(Your instructions) Sift the listing for lines that hold the string "JSON" and pull them out.

(Provided material)
——————————

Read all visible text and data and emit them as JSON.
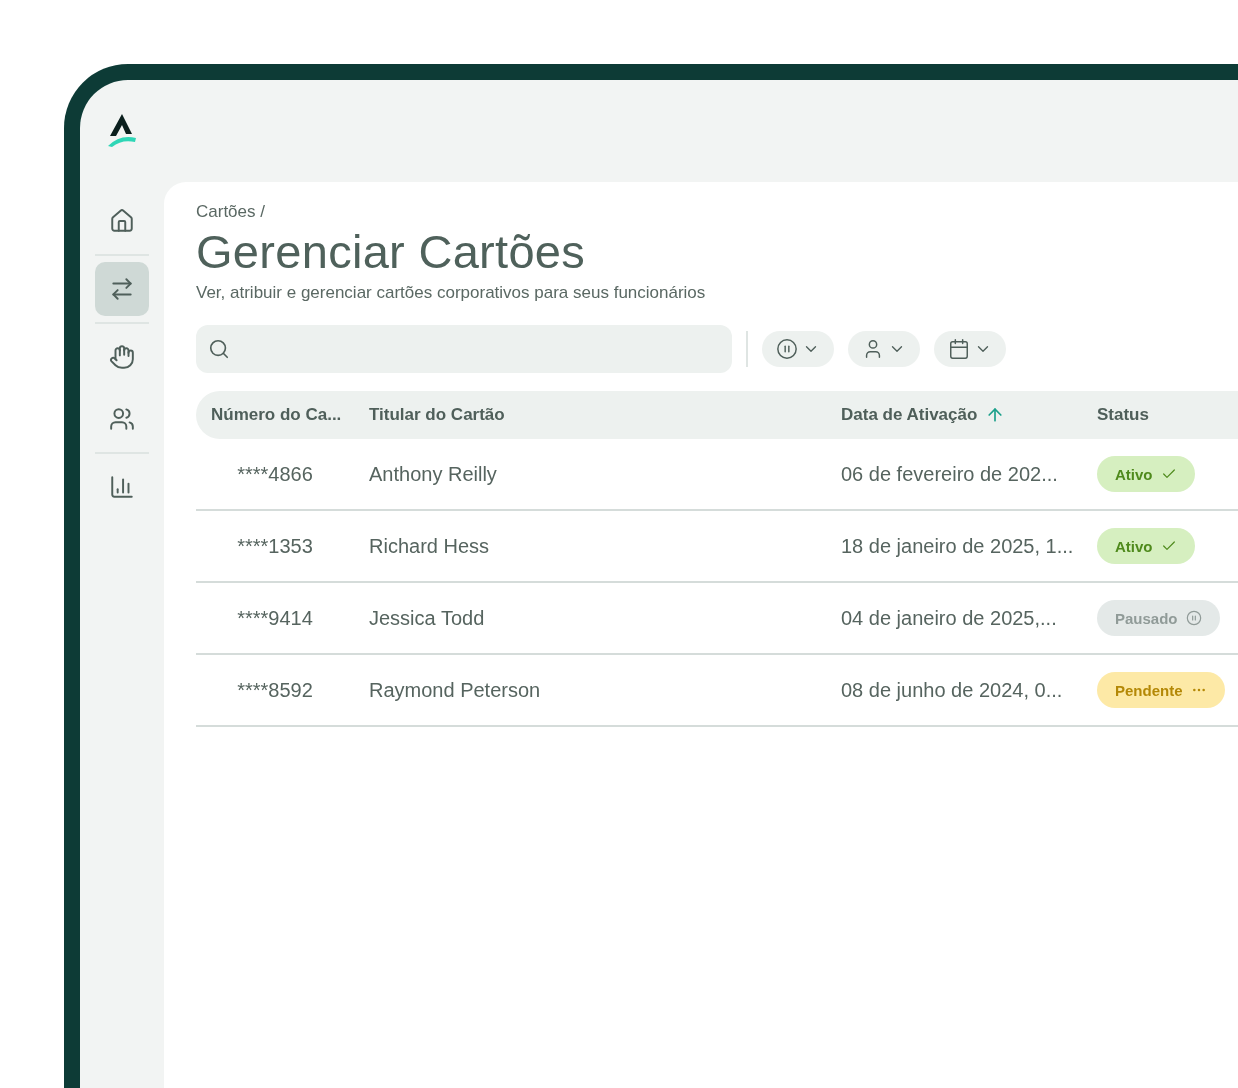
{
  "sidebar": {
    "groups": [
      {
        "items": [
          {
            "selected": false
          }
        ]
      },
      {
        "items": [
          {
            "selected": true
          }
        ]
      },
      {
        "items": [
          {
            "selected": false
          },
          {
            "selected": false
          }
        ]
      },
      {
        "items": [
          {
            "selected": false
          }
        ]
      }
    ]
  },
  "breadcrumb": "Cartões /",
  "title": "Gerenciar Cartões",
  "subtitle": "Ver, atribuir e gerenciar cartões corporativos para seus funcionários",
  "filters": [
    {
      "kind": "status"
    },
    {
      "kind": "person"
    },
    {
      "kind": "date"
    }
  ],
  "table": {
    "columns": [
      {
        "label": "Número do Ca..."
      },
      {
        "label": "Titular do Cartão"
      },
      {
        "label": "Data de Ativação",
        "sorted": true
      },
      {
        "label": "Status"
      }
    ],
    "rows": [
      {
        "number": "****4866",
        "holder": "Anthony Reilly",
        "date": "06 de fevereiro de 202...",
        "status": {
          "label": "Ativo",
          "kind": "active"
        }
      },
      {
        "number": "****1353",
        "holder": "Richard Hess",
        "date": "18 de janeiro de 2025, 1...",
        "status": {
          "label": "Ativo",
          "kind": "active"
        }
      },
      {
        "number": "****9414",
        "holder": "Jessica Todd",
        "date": "04 de janeiro de 2025,...",
        "status": {
          "label": "Pausado",
          "kind": "paused"
        }
      },
      {
        "number": "****8592",
        "holder": "Raymond Peterson",
        "date": "08 de junho de 2024, 0...",
        "status": {
          "label": "Pendente",
          "kind": "pending"
        }
      }
    ]
  }
}
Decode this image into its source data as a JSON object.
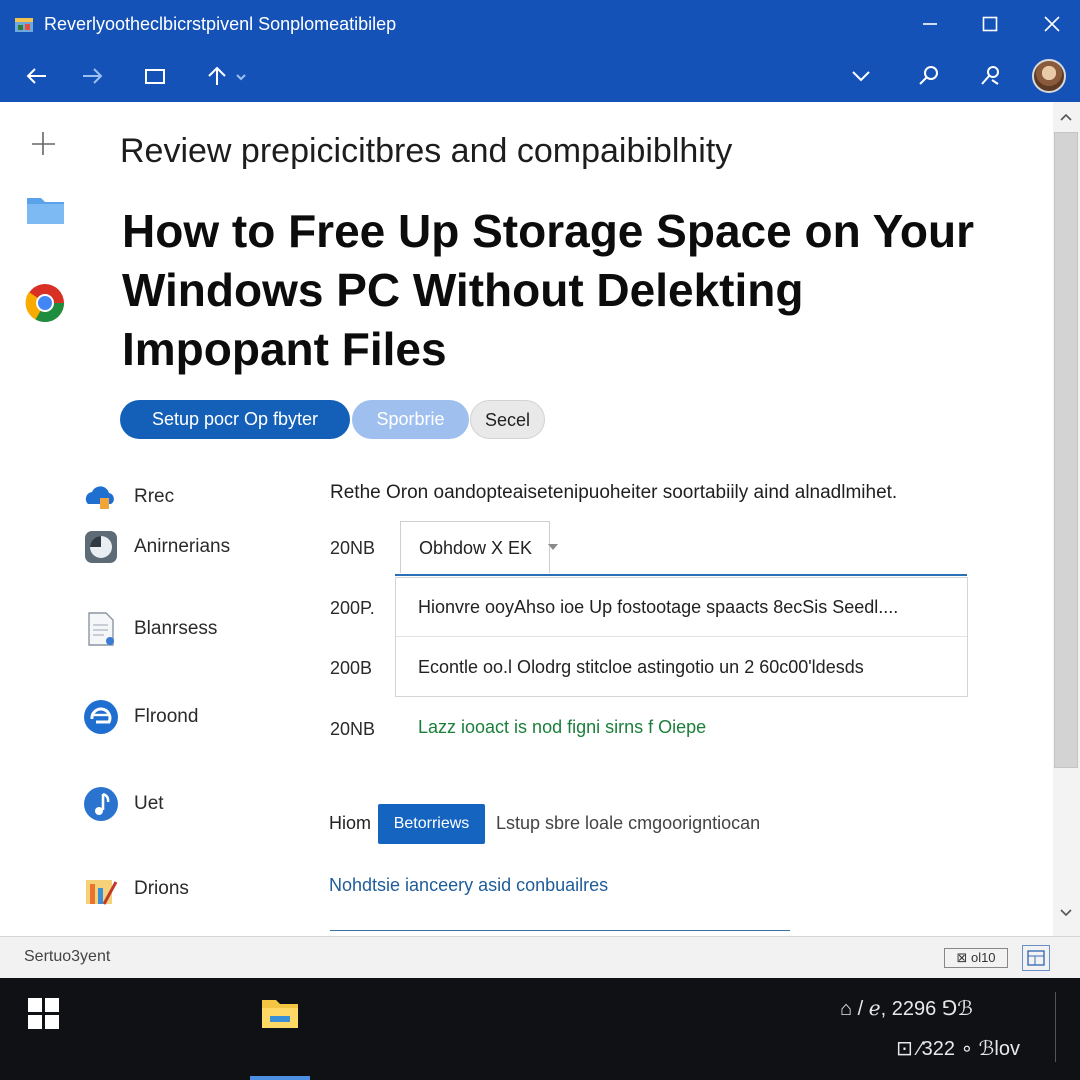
{
  "window": {
    "title": "Reverlyootheclbicrstpivenl Sonplomeatibilep"
  },
  "toolbar": {
    "back": "back-arrow",
    "forward": "forward-arrow",
    "tabs": "tab-view",
    "up": "up-arrow-dropdown",
    "right_icons": [
      "chevron-down",
      "search",
      "account"
    ]
  },
  "sidebar_rail": {
    "icons": [
      "plus-icon",
      "folder-icon",
      "browser-icon"
    ]
  },
  "content": {
    "subtitle": "Review prepicicitbres and compaibiblhity",
    "title": "How to Free Up Storage Space on Your Windows PC Without Delekting Impopant Files",
    "buttons": {
      "primary": "Setup pocr Op fbyter",
      "secondary": "Sporbrie",
      "tertiary": "Secel"
    },
    "nav_items": [
      {
        "label": "Rrec",
        "icon": "cloud-icon"
      },
      {
        "label": "Anirnerians",
        "icon": "disk-icon"
      },
      {
        "label": "Blanrsess",
        "icon": "document-icon"
      },
      {
        "label": "Flroond",
        "icon": "browser-icon"
      },
      {
        "label": "Uet",
        "icon": "music-icon"
      },
      {
        "label": "Drions",
        "icon": "tools-icon"
      }
    ],
    "intro": "Rethe Oron oandopteaisetenipuoheiter soortabiily aind alnadlmihet.",
    "size_labels": [
      "20NB",
      "200P.",
      "200B",
      "20NB"
    ],
    "dropdown_value": "Obhdow X EK",
    "results": [
      "Hionvre ooyAhso ioe Up fostootage spaacts 8ecSis Seedl....",
      "Econtle oo.l Olodrg stitcloe astingotio un 2 60c00'ldesds"
    ],
    "green_link": "Lazz iooact is nod figni sirns f Oiepe",
    "bottom_label": "Hiom",
    "action_button": "Betorriews",
    "setup_text": "Lstup sbre loale cmgoorigntiocan",
    "blue_link": "Nohdtsie ianceery asid conbuailres"
  },
  "statusbar": {
    "text": "Sertuo3yent",
    "zoom": "⊠ ol10",
    "view_icon": "layout-icon"
  },
  "taskbar": {
    "apps": [
      "start-icon",
      "file-explorer-icon"
    ],
    "tray_line1": "⌂ / ℯ, 2296 ⅁ℬ",
    "tray_line2": "⊡ ∕322 ∘ ℬlov"
  },
  "colors": {
    "accent": "#1452b8",
    "primary_button": "#1460b8",
    "secondary_button": "#9fc0ee",
    "link_green": "#1a7f3a",
    "link_blue": "#1f5c99"
  }
}
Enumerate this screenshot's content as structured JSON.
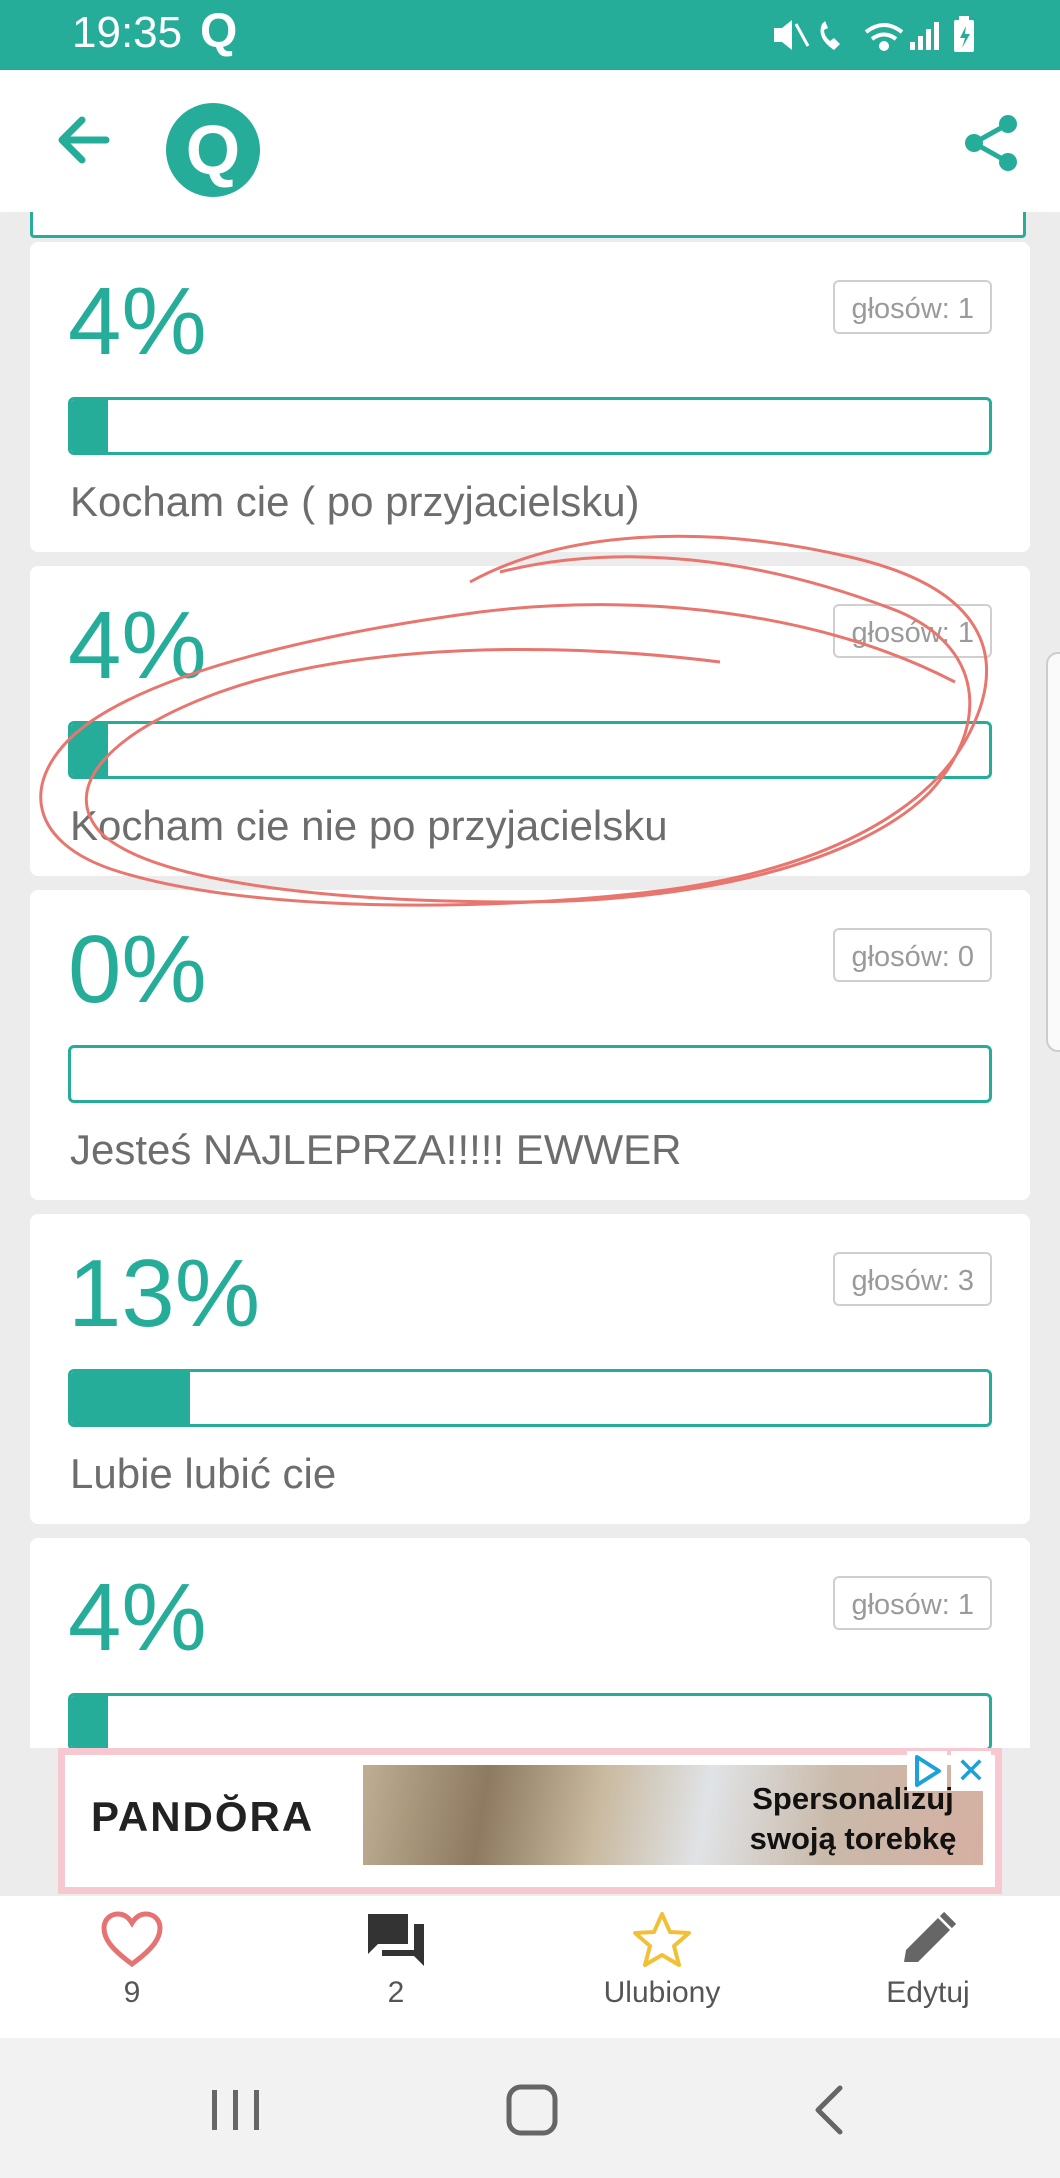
{
  "status_bar": {
    "time": "19:35",
    "app_indicator": "Q"
  },
  "app_bar": {
    "logo_letter": "Q"
  },
  "poll_options": [
    {
      "percent": "4%",
      "votes": "głosów: 1",
      "fraction": 0.04,
      "label": "Kocham cie ( po przyjacielsku)"
    },
    {
      "percent": "4%",
      "votes": "głosów: 1",
      "fraction": 0.04,
      "label": "Kocham cie nie po przyjacielsku"
    },
    {
      "percent": "0%",
      "votes": "głosów: 0",
      "fraction": 0.0,
      "label": "Jesteś NAJLEPRZA!!!!! EWWER"
    },
    {
      "percent": "13%",
      "votes": "głosów: 3",
      "fraction": 0.13,
      "label": "Lubie lubić cie"
    },
    {
      "percent": "4%",
      "votes": "głosów: 1",
      "fraction": 0.04,
      "label": ""
    }
  ],
  "ad": {
    "brand": "PANDŎRA",
    "text_line1": "Spersonalizuj",
    "text_line2": "swoją torebkę",
    "close_symbol": "✕"
  },
  "bottom_nav": {
    "likes": {
      "icon": "heart-icon",
      "label": "9"
    },
    "comments": {
      "icon": "comments-icon",
      "label": "2"
    },
    "favorite": {
      "icon": "star-icon",
      "label": "Ulubiony"
    },
    "edit": {
      "icon": "pencil-icon",
      "label": "Edytuj"
    }
  },
  "colors": {
    "accent": "#26ad9a",
    "heart": "#e57373",
    "star": "#f2c037",
    "annotation": "#e8766f"
  }
}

——————————

(Response for this exercise)
Read all visible text and data and emit them as JSON.
Decode this image into its source data as a JSON object.
Enumerate this screenshot's content as structured JSON.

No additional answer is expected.